— START OF Data for processing —

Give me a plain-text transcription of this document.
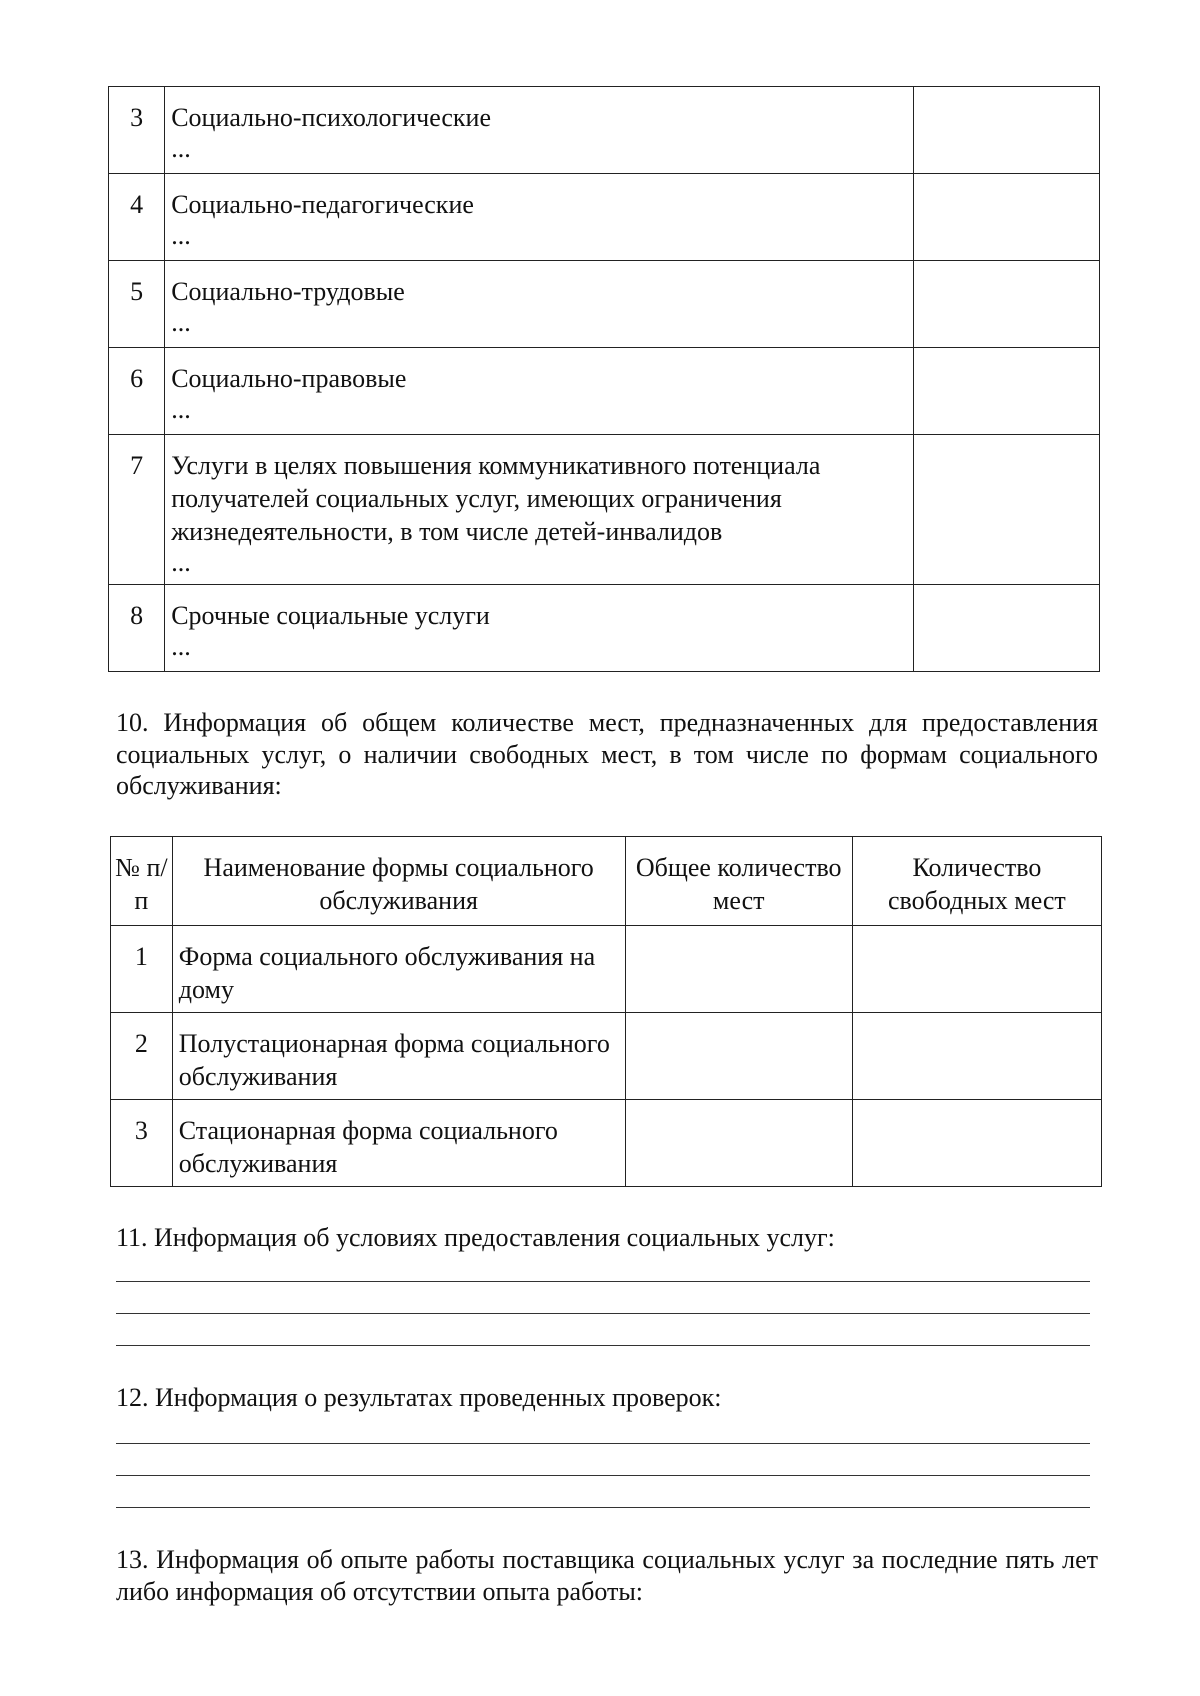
3	Социально-психологические
...	

4	Социально-педагогические
...	

5	Социально-трудовые
...	

6	Социально-правовые
...	

7	Услуги в целях повышения коммуникативного потенциала получателей социальных услуг, имеющих ограничения жизнедеятельности, в том числе детей-инвалидов
...	

8	Срочные социальные услуги
...	

10. Информация об общем количестве мест, предназначенных для предоставления социальных услуг, о наличии свободных мест, в том числе по формам социального обслуживания:
№ п/п	Наименование формы социального обслуживания	Общее количество мест	Количество свободных мест
1	Форма социального обслуживания на дому		
2	Полустационарная форма социального обслуживания		
3	Стационарная форма социального обслуживания		
11. Информация об условиях предоставления социальных услуг:
12. Информация о результатах проведенных проверок:
13. Информация об опыте работы поставщика социальных услуг за последние пять лет либо информация об отсутствии опыта работы:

— END OF Data for processing —

Your objective —
Return the listing above in full and without alteration, excluding its pictures.

Solution for this problem —
Give me a plain-text transcription of this document.
3	Социально-психологические
...	

4	Социально-педагогические
...	

5	Социально-трудовые
...	

6	Социально-правовые
...	

7	Услуги в целях повышения коммуникативного потенциала получателей социальных услуг, имеющих ограничения жизнедеятельности, в том числе детей-инвалидов
...	

8	Срочные социальные услуги
...	

10. Информация об общем количестве мест, предназначенных для предоставления социальных услуг, о наличии свободных мест, в том числе по формам социального обслуживания:
№ п/п	Наименование формы социального обслуживания	Общее количество мест	Количество свободных мест
1	Форма социального обслуживания на дому		
2	Полустационарная форма социального обслуживания		
3	Стационарная форма социального обслуживания		
11. Информация об условиях предоставления социальных услуг:
12. Информация о результатах проведенных проверок:
13. Информация об опыте работы поставщика социальных услуг за последние пять лет либо информация об отсутствии опыта работы:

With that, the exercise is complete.